Without altering anything, output the material below.
-- START OF Data extract --
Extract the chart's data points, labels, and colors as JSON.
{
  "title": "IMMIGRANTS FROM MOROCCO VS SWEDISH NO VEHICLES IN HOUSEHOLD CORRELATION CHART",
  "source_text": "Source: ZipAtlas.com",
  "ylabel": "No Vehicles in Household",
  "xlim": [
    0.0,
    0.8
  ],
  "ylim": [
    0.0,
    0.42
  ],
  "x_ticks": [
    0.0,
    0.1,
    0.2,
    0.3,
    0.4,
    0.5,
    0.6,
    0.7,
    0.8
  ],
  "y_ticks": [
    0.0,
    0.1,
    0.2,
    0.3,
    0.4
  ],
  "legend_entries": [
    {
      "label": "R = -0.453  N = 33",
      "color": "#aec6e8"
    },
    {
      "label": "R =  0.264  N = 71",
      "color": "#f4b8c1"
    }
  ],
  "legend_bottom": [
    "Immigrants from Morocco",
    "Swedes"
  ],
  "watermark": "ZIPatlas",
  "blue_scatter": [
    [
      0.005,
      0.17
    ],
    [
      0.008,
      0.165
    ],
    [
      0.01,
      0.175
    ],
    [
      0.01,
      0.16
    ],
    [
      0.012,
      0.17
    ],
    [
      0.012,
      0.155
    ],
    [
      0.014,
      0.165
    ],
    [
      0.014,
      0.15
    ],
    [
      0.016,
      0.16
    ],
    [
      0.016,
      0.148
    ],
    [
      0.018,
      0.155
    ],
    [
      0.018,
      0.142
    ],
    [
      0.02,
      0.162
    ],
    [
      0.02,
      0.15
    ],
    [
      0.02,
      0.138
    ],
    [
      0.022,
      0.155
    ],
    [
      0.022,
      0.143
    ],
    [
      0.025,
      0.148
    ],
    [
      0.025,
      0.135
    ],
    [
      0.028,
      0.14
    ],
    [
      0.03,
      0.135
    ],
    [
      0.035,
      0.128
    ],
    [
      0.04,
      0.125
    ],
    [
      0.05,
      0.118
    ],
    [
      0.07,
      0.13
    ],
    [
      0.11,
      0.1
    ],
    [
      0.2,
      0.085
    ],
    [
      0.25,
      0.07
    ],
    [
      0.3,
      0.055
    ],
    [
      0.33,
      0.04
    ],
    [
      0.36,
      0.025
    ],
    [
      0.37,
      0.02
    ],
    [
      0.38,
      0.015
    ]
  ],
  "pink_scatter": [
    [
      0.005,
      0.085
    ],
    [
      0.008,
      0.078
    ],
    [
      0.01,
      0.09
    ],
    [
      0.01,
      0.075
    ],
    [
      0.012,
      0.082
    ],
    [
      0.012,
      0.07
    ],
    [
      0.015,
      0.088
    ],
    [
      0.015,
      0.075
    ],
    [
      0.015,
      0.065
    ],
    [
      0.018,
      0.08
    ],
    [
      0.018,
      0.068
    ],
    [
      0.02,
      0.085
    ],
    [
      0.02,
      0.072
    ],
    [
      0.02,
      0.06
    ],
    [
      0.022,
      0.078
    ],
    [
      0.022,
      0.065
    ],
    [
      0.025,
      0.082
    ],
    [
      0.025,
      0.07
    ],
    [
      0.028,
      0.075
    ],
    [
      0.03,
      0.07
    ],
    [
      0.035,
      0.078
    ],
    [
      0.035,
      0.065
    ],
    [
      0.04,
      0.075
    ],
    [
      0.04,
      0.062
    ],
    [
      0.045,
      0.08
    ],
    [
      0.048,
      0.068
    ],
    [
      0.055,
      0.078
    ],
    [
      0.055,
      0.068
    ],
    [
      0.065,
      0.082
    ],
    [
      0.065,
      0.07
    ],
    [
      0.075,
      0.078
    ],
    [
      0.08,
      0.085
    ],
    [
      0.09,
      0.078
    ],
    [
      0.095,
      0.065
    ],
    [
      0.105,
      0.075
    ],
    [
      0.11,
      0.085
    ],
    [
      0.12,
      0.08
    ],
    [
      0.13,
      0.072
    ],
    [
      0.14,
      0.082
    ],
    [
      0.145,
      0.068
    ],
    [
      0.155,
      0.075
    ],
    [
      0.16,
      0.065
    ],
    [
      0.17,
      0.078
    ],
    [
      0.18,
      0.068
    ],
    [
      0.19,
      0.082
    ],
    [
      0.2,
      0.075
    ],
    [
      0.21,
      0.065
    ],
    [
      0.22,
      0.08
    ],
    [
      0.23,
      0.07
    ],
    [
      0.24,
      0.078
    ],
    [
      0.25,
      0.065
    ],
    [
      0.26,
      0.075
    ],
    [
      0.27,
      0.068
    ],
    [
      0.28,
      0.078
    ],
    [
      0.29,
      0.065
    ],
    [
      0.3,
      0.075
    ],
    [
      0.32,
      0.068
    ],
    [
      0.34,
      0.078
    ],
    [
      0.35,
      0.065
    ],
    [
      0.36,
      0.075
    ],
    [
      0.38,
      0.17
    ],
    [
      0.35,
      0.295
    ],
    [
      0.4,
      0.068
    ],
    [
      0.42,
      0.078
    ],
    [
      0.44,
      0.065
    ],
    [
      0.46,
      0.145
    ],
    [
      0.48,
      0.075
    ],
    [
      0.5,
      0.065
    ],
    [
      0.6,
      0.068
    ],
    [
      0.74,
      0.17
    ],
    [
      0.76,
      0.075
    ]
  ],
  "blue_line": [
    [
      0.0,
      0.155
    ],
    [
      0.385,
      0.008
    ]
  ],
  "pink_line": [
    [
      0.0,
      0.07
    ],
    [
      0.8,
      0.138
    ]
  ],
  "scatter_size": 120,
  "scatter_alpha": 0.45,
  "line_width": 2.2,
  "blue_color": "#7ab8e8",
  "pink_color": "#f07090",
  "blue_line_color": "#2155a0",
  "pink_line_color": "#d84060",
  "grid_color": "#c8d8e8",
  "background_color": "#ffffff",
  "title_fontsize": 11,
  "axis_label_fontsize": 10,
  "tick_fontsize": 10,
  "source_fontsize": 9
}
-- END OF Data extract --
Output below:
Extract the chart's data points, labels, and colors as JSON.
{
  "title": "IMMIGRANTS FROM MOROCCO VS SWEDISH NO VEHICLES IN HOUSEHOLD CORRELATION CHART",
  "source_text": "Source: ZipAtlas.com",
  "ylabel": "No Vehicles in Household",
  "xlim": [
    0.0,
    0.8
  ],
  "ylim": [
    0.0,
    0.42
  ],
  "x_ticks": [
    0.0,
    0.1,
    0.2,
    0.3,
    0.4,
    0.5,
    0.6,
    0.7,
    0.8
  ],
  "y_ticks": [
    0.0,
    0.1,
    0.2,
    0.3,
    0.4
  ],
  "legend_entries": [
    {
      "label": "R = -0.453  N = 33",
      "color": "#aec6e8"
    },
    {
      "label": "R =  0.264  N = 71",
      "color": "#f4b8c1"
    }
  ],
  "legend_bottom": [
    "Immigrants from Morocco",
    "Swedes"
  ],
  "watermark": "ZIPatlas",
  "blue_scatter": [
    [
      0.005,
      0.17
    ],
    [
      0.008,
      0.165
    ],
    [
      0.01,
      0.175
    ],
    [
      0.01,
      0.16
    ],
    [
      0.012,
      0.17
    ],
    [
      0.012,
      0.155
    ],
    [
      0.014,
      0.165
    ],
    [
      0.014,
      0.15
    ],
    [
      0.016,
      0.16
    ],
    [
      0.016,
      0.148
    ],
    [
      0.018,
      0.155
    ],
    [
      0.018,
      0.142
    ],
    [
      0.02,
      0.162
    ],
    [
      0.02,
      0.15
    ],
    [
      0.02,
      0.138
    ],
    [
      0.022,
      0.155
    ],
    [
      0.022,
      0.143
    ],
    [
      0.025,
      0.148
    ],
    [
      0.025,
      0.135
    ],
    [
      0.028,
      0.14
    ],
    [
      0.03,
      0.135
    ],
    [
      0.035,
      0.128
    ],
    [
      0.04,
      0.125
    ],
    [
      0.05,
      0.118
    ],
    [
      0.07,
      0.13
    ],
    [
      0.11,
      0.1
    ],
    [
      0.2,
      0.085
    ],
    [
      0.25,
      0.07
    ],
    [
      0.3,
      0.055
    ],
    [
      0.33,
      0.04
    ],
    [
      0.36,
      0.025
    ],
    [
      0.37,
      0.02
    ],
    [
      0.38,
      0.015
    ]
  ],
  "pink_scatter": [
    [
      0.005,
      0.085
    ],
    [
      0.008,
      0.078
    ],
    [
      0.01,
      0.09
    ],
    [
      0.01,
      0.075
    ],
    [
      0.012,
      0.082
    ],
    [
      0.012,
      0.07
    ],
    [
      0.015,
      0.088
    ],
    [
      0.015,
      0.075
    ],
    [
      0.015,
      0.065
    ],
    [
      0.018,
      0.08
    ],
    [
      0.018,
      0.068
    ],
    [
      0.02,
      0.085
    ],
    [
      0.02,
      0.072
    ],
    [
      0.02,
      0.06
    ],
    [
      0.022,
      0.078
    ],
    [
      0.022,
      0.065
    ],
    [
      0.025,
      0.082
    ],
    [
      0.025,
      0.07
    ],
    [
      0.028,
      0.075
    ],
    [
      0.03,
      0.07
    ],
    [
      0.035,
      0.078
    ],
    [
      0.035,
      0.065
    ],
    [
      0.04,
      0.075
    ],
    [
      0.04,
      0.062
    ],
    [
      0.045,
      0.08
    ],
    [
      0.048,
      0.068
    ],
    [
      0.055,
      0.078
    ],
    [
      0.055,
      0.068
    ],
    [
      0.065,
      0.082
    ],
    [
      0.065,
      0.07
    ],
    [
      0.075,
      0.078
    ],
    [
      0.08,
      0.085
    ],
    [
      0.09,
      0.078
    ],
    [
      0.095,
      0.065
    ],
    [
      0.105,
      0.075
    ],
    [
      0.11,
      0.085
    ],
    [
      0.12,
      0.08
    ],
    [
      0.13,
      0.072
    ],
    [
      0.14,
      0.082
    ],
    [
      0.145,
      0.068
    ],
    [
      0.155,
      0.075
    ],
    [
      0.16,
      0.065
    ],
    [
      0.17,
      0.078
    ],
    [
      0.18,
      0.068
    ],
    [
      0.19,
      0.082
    ],
    [
      0.2,
      0.075
    ],
    [
      0.21,
      0.065
    ],
    [
      0.22,
      0.08
    ],
    [
      0.23,
      0.07
    ],
    [
      0.24,
      0.078
    ],
    [
      0.25,
      0.065
    ],
    [
      0.26,
      0.075
    ],
    [
      0.27,
      0.068
    ],
    [
      0.28,
      0.078
    ],
    [
      0.29,
      0.065
    ],
    [
      0.3,
      0.075
    ],
    [
      0.32,
      0.068
    ],
    [
      0.34,
      0.078
    ],
    [
      0.35,
      0.065
    ],
    [
      0.36,
      0.075
    ],
    [
      0.38,
      0.17
    ],
    [
      0.35,
      0.295
    ],
    [
      0.4,
      0.068
    ],
    [
      0.42,
      0.078
    ],
    [
      0.44,
      0.065
    ],
    [
      0.46,
      0.145
    ],
    [
      0.48,
      0.075
    ],
    [
      0.5,
      0.065
    ],
    [
      0.6,
      0.068
    ],
    [
      0.74,
      0.17
    ],
    [
      0.76,
      0.075
    ]
  ],
  "blue_line": [
    [
      0.0,
      0.155
    ],
    [
      0.385,
      0.008
    ]
  ],
  "pink_line": [
    [
      0.0,
      0.07
    ],
    [
      0.8,
      0.138
    ]
  ],
  "scatter_size": 120,
  "scatter_alpha": 0.45,
  "line_width": 2.2,
  "blue_color": "#7ab8e8",
  "pink_color": "#f07090",
  "blue_line_color": "#2155a0",
  "pink_line_color": "#d84060",
  "grid_color": "#c8d8e8",
  "background_color": "#ffffff",
  "title_fontsize": 11,
  "axis_label_fontsize": 10,
  "tick_fontsize": 10,
  "source_fontsize": 9
}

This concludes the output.